Data listing:
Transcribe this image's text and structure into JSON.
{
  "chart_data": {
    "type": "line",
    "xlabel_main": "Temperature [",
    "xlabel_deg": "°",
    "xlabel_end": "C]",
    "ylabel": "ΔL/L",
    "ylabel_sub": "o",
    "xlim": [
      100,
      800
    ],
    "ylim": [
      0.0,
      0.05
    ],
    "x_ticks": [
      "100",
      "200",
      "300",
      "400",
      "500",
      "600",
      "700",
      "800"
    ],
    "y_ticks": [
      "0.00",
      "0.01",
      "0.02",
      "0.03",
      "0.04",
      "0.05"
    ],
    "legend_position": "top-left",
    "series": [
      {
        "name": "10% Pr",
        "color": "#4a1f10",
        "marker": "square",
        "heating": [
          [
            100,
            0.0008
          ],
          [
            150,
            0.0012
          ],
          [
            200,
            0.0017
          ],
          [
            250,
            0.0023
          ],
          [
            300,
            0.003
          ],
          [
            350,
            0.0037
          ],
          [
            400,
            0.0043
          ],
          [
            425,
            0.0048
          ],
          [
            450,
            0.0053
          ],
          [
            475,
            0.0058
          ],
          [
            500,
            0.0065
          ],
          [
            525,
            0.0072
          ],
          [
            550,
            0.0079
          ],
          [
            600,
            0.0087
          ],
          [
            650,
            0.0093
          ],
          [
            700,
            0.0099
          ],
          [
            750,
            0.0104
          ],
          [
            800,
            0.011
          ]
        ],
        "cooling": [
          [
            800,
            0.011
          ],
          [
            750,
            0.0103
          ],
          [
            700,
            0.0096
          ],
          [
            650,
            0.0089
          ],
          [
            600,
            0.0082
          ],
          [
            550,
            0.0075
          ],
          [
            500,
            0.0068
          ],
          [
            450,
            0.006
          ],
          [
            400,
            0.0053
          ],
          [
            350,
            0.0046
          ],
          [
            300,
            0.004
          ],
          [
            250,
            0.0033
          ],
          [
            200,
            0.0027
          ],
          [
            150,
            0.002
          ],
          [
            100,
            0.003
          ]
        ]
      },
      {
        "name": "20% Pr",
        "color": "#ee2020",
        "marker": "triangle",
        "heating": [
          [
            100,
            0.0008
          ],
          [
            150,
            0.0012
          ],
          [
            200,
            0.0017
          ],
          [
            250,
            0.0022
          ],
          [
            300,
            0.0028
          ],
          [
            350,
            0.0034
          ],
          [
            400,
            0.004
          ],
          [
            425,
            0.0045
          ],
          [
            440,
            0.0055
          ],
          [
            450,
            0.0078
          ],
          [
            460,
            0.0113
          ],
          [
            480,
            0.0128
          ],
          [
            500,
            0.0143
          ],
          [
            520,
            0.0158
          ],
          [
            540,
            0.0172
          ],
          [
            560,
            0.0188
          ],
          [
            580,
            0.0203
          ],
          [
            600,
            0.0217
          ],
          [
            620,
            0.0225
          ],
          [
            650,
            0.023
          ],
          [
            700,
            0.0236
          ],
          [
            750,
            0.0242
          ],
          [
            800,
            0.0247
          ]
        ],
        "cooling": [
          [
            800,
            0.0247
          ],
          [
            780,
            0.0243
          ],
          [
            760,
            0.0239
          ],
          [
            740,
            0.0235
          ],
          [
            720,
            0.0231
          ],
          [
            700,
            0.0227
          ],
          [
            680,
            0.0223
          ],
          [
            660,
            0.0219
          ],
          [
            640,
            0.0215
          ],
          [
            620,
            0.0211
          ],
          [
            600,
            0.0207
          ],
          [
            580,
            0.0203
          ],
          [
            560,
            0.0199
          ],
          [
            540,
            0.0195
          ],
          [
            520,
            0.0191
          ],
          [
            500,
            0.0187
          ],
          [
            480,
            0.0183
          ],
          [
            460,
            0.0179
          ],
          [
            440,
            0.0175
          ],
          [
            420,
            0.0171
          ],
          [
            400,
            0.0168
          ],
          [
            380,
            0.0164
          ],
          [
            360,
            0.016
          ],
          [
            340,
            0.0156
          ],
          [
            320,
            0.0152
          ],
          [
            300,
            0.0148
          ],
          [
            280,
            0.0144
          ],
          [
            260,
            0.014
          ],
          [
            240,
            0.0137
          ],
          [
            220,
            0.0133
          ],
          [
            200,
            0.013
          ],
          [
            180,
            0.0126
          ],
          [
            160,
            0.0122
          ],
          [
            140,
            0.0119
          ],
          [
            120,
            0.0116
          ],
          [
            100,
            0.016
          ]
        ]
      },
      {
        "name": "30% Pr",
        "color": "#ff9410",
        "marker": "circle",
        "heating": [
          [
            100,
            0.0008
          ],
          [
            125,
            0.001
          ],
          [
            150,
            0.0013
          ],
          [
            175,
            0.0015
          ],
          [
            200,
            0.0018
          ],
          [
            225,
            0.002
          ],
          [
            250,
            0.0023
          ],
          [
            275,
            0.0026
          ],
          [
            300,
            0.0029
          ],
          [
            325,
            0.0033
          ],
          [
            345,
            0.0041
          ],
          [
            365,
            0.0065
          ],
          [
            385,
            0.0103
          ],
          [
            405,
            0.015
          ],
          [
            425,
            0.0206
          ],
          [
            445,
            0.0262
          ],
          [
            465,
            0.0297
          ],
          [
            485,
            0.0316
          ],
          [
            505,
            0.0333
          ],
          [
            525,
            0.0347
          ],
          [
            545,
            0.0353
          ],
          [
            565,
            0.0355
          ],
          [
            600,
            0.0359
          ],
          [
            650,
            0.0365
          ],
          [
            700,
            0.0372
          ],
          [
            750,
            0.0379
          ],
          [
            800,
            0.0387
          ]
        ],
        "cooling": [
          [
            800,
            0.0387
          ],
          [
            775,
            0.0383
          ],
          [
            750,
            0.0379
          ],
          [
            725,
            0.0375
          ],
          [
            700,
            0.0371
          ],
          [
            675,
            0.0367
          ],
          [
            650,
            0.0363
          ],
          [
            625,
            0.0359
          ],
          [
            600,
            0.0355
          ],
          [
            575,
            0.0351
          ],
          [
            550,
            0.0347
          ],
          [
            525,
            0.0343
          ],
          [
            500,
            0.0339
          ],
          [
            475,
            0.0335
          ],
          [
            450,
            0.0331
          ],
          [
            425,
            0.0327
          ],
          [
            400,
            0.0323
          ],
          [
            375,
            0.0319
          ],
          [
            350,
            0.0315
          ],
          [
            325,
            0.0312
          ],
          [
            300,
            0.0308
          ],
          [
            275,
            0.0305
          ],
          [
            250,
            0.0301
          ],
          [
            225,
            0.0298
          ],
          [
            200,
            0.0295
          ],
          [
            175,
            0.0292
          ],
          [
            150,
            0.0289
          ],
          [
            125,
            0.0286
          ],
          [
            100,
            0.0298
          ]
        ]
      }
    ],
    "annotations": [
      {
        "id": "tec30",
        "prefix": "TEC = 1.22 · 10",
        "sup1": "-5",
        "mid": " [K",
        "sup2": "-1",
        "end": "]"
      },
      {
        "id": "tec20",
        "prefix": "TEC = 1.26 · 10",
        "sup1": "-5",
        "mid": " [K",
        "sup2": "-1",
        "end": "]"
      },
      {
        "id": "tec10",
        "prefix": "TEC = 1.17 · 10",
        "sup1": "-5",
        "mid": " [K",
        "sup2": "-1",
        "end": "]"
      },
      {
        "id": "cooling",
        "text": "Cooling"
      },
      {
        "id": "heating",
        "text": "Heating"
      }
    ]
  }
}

_PROBLEM DESCRIPTION_
Look through the material above and work out how many of its lines contain "color". State the number only.

_RESPONSE TO THE TASK_
3